Aim of the exercise: Wherever a line holds the string "molto", copy that line.

Given data:
-- start --

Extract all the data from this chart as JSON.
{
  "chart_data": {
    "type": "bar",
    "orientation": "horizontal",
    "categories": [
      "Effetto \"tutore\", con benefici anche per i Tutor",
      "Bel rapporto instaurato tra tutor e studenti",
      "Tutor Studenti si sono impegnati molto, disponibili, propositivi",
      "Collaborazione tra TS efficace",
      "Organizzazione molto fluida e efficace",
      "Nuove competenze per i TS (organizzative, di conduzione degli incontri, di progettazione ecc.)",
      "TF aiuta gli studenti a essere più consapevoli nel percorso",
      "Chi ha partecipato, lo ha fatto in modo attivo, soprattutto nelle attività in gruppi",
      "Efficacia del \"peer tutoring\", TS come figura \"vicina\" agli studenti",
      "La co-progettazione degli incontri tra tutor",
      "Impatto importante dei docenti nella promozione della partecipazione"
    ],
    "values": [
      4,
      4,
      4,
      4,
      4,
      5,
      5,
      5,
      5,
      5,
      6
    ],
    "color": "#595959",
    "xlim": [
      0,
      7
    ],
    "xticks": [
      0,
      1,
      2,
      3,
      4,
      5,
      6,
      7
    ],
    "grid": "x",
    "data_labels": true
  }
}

-- end --

Task result:
      "Tutor Studenti si sono impegnati molto, disponibili, propositivi",
      "Organizzazione molto fluida e efficace",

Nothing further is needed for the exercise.